* Written exercise: Copy the records below exactly, leaving out every picture.

━━━━

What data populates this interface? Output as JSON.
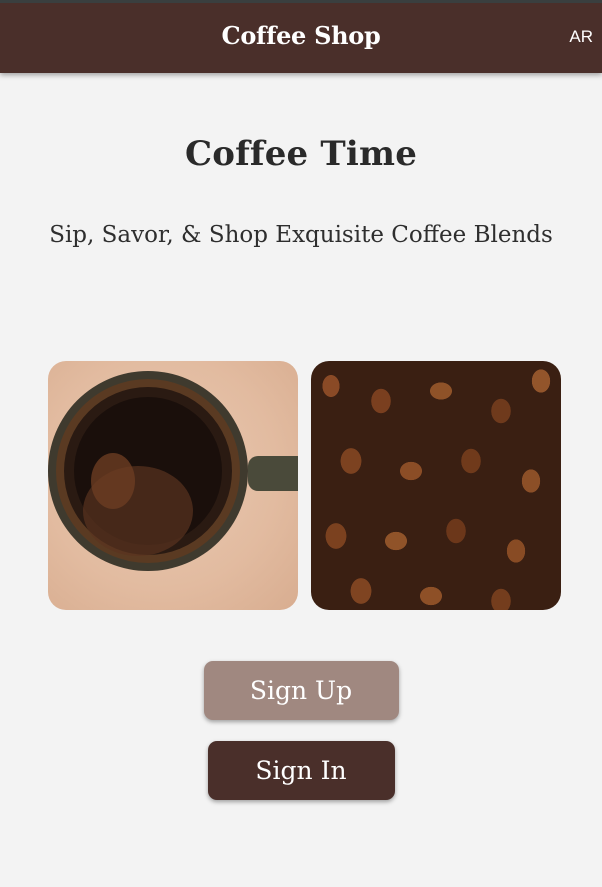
{
  "app_bar": {
    "title": "Coffee Shop",
    "language_toggle": "AR",
    "background_color": "#4a2f2a"
  },
  "hero": {
    "title": "Coffee Time",
    "subtitle": "Sip, Savor, & Shop Exquisite Coffee Blends"
  },
  "images": [
    {
      "name": "coffee-cup-photo"
    },
    {
      "name": "coffee-beans-photo"
    }
  ],
  "actions": {
    "sign_up_label": "Sign Up",
    "sign_in_label": "Sign In",
    "sign_up_color": "#a08880",
    "sign_in_color": "#4a2f2a"
  }
}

━━━━

* Task response:
What data populates this interface? Output as JSON.
{
  "app_bar": {
    "title": "Coffee Shop",
    "language_toggle": "AR",
    "background_color": "#4a2f2a"
  },
  "hero": {
    "title": "Coffee Time",
    "subtitle": "Sip, Savor, & Shop Exquisite Coffee Blends"
  },
  "images": [
    {
      "name": "coffee-cup-photo"
    },
    {
      "name": "coffee-beans-photo"
    }
  ],
  "actions": {
    "sign_up_label": "Sign Up",
    "sign_in_label": "Sign In",
    "sign_up_color": "#a08880",
    "sign_in_color": "#4a2f2a"
  }
}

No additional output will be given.